» Exercise brief: Find the line that contains "Transcribe the text in this document."; then retype it and each line after it, exactly, through the final line of the data below.

» Provided material:

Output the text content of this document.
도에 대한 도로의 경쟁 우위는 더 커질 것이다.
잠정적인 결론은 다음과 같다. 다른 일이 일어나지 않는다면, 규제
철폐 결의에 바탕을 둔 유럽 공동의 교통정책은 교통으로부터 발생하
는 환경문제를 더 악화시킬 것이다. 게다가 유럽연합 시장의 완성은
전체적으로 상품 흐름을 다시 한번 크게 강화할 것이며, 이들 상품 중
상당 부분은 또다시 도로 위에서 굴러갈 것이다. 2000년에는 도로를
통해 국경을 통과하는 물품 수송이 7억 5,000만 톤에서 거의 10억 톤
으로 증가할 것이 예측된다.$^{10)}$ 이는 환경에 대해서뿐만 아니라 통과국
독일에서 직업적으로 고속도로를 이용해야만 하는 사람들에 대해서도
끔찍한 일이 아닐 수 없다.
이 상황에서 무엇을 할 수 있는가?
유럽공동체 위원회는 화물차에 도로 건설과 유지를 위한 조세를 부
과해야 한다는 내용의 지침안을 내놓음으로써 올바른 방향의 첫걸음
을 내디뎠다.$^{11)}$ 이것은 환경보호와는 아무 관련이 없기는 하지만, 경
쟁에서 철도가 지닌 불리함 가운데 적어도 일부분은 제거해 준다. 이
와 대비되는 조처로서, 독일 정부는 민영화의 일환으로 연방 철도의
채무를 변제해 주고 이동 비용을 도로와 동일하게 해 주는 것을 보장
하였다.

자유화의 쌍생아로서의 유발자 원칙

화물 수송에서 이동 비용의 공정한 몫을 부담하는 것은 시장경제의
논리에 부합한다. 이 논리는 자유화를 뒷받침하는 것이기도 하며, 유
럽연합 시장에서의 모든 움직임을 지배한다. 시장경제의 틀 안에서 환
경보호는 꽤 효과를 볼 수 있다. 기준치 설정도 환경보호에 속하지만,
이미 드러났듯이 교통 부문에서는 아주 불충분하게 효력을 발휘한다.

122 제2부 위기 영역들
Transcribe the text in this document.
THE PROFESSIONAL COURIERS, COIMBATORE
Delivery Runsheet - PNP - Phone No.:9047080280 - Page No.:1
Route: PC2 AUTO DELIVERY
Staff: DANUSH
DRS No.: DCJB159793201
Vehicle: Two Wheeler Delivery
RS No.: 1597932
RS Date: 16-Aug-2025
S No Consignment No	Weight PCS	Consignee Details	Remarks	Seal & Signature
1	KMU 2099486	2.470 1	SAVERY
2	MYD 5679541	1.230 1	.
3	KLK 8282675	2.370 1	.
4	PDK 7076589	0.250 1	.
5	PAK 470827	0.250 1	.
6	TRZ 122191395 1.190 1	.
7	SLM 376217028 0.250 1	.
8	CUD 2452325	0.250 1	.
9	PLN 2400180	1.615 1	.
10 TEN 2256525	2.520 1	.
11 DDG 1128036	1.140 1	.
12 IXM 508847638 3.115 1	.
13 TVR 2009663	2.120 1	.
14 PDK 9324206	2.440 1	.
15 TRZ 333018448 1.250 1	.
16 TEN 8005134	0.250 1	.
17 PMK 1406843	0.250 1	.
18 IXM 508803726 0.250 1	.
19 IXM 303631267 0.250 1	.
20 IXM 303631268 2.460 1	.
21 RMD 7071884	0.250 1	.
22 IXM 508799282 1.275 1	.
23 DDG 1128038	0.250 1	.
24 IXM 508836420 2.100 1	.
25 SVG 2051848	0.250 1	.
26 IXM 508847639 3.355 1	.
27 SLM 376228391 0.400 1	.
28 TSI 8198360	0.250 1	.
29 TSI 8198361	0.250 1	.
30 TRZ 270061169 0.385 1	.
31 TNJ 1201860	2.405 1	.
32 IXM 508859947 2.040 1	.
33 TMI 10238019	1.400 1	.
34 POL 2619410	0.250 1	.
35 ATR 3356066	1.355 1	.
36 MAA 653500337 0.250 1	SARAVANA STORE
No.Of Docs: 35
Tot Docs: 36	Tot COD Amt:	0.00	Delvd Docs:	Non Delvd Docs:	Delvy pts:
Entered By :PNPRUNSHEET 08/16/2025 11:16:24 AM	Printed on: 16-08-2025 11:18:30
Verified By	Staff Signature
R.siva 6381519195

» The output:
Transcribe the text in this document.
THE PROFESSIONAL COURIERS, COIMBATORE
Delivery Runsheet - PNP - Phone No.:9047080280 - Page No.:1
Route: PC2 AUTO DELIVERY
Staff: DANUSH
DRS No.: DCJB159793201
Vehicle: Two Wheeler Delivery
RS No.: 1597932
RS Date: 16-Aug-2025
S No Consignment No	Weight PCS	Consignee Details	Remarks	Seal & Signature
1	KMU 2099486	2.470 1	SAVERY
2	MYD 5679541	1.230 1	.
3	KLK 8282675	2.370 1	.
4	PDK 7076589	0.250 1	.
5	PAK 470827	0.250 1	.
6	TRZ 122191395 1.190 1	.
7	SLM 376217028 0.250 1	.
8	CUD 2452325	0.250 1	.
9	PLN 2400180	1.615 1	.
10 TEN 2256525	2.520 1	.
11 DDG 1128036	1.140 1	.
12 IXM 508847638 3.115 1	.
13 TVR 2009663	2.120 1	.
14 PDK 9324206	2.440 1	.
15 TRZ 333018448 1.250 1	.
16 TEN 8005134	0.250 1	.
17 PMK 1406843	0.250 1	.
18 IXM 508803726 0.250 1	.
19 IXM 303631267 0.250 1	.
20 IXM 303631268 2.460 1	.
21 RMD 7071884	0.250 1	.
22 IXM 508799282 1.275 1	.
23 DDG 1128038	0.250 1	.
24 IXM 508836420 2.100 1	.
25 SVG 2051848	0.250 1	.
26 IXM 508847639 3.355 1	.
27 SLM 376228391 0.400 1	.
28 TSI 8198360	0.250 1	.
29 TSI 8198361	0.250 1	.
30 TRZ 270061169 0.385 1	.
31 TNJ 1201860	2.405 1	.
32 IXM 508859947 2.040 1	.
33 TMI 10238019	1.400 1	.
34 POL 2619410	0.250 1	.
35 ATR 3356066	1.355 1	.
36 MAA 653500337 0.250 1	SARAVANA STORE
No.Of Docs: 35
Tot Docs: 36	Tot COD Amt:	0.00	Delvd Docs:	Non Delvd Docs:	Delvy pts:
Entered By :PNPRUNSHEET 08/16/2025 11:16:24 AM	Printed on: 16-08-2025 11:18:30
Verified By	Staff Signature
R.siva 6381519195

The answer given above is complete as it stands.